▶ Written instruction
Go through the listing and return every line with "Raimona" in it.

▶ Record excerpts
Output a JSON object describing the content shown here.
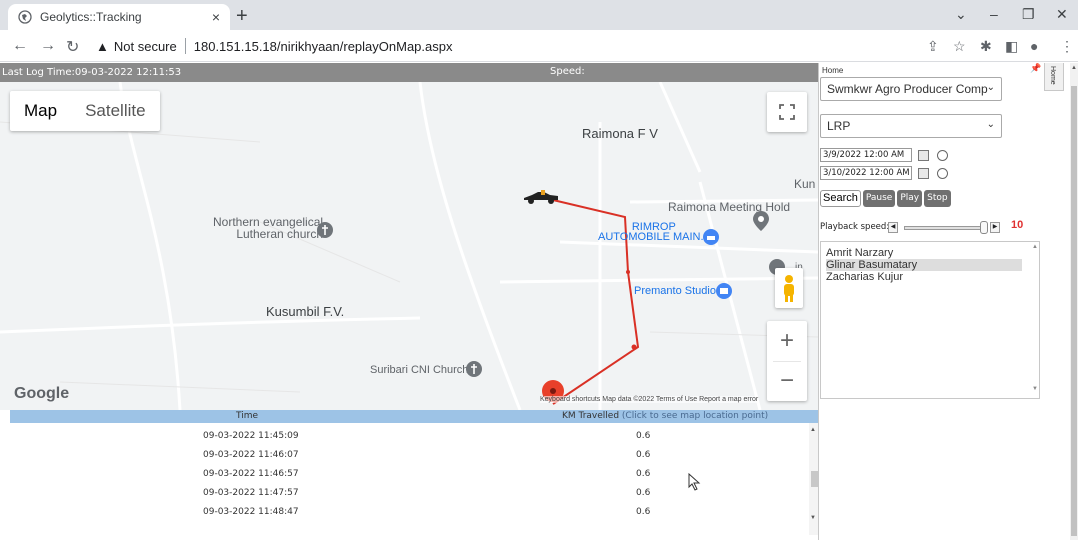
{
  "browser": {
    "tab_title": "Geolytics::Tracking",
    "tab_close": "×",
    "new_tab": "+",
    "not_secure": "Not secure",
    "url": "180.151.15.18/nirikhyaan/replayOnMap.aspx",
    "icons": [
      "back-arrow-icon",
      "forward-arrow-icon",
      "reload-icon",
      "warning-icon",
      "share-icon",
      "star-icon",
      "extensions-icon",
      "sidebar-icon",
      "profile-icon",
      "menu-icon"
    ]
  },
  "status": {
    "last_log_label": "Last Log Time:",
    "last_log_value": "09-03-2022 12:11:53",
    "speed_label": "Speed:"
  },
  "map": {
    "map_tab": "Map",
    "satellite_tab": "Satellite",
    "zoom_in": "+",
    "zoom_out": "−",
    "google": "Google",
    "attribution": "Keyboard shortcuts   Map data ©2022   Terms of Use   Report a map error",
    "places": {
      "raimona_fv": "Raimona F V",
      "kun": "Kun",
      "raimona_meeting": "Raimona Meeting Hold",
      "northern_church": "Northern evangelical\nLutheran church",
      "rimrop": "RIMROP\nAUTOMOBILE MAIN...",
      "premanto": "Premanto Studio",
      "kusumbil": "Kusumbil F.V.",
      "suribari": "Suribari CNI Church",
      "in": "in"
    },
    "route_color": "#d93025",
    "marker_color": "#e8402a"
  },
  "table": {
    "col_time": "Time",
    "col_km": "KM Travelled",
    "col_km_hint": "(Click to see map location point)",
    "rows": [
      {
        "time": "09-03-2022 11:45:09",
        "km": "0.6"
      },
      {
        "time": "09-03-2022 11:46:07",
        "km": "0.6"
      },
      {
        "time": "09-03-2022 11:46:57",
        "km": "0.6"
      },
      {
        "time": "09-03-2022 11:47:57",
        "km": "0.6"
      },
      {
        "time": "09-03-2022 11:48:47",
        "km": "0.6"
      }
    ]
  },
  "panel": {
    "home_label": "Home",
    "home_vtab": "Home",
    "company_select": "Swmkwr Agro Producer Comp",
    "type_select": "LRP",
    "from_datetime": "3/9/2022 12:00 AM",
    "to_datetime": "3/10/2022 12:00 AM",
    "buttons": {
      "search": "Search",
      "pause": "Pause",
      "play": "Play",
      "stop": "Stop"
    },
    "playback_label": "Playback speed:",
    "playback_value": "10",
    "people": [
      "Amrit Narzary",
      "Glinar Basumatary",
      "Zacharias Kujur"
    ],
    "selected_person": "Glinar Basumatary"
  }
}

▶ Exercise response
      "raimona_fv": "Raimona F V",
      "raimona_meeting": "Raimona Meeting Hold",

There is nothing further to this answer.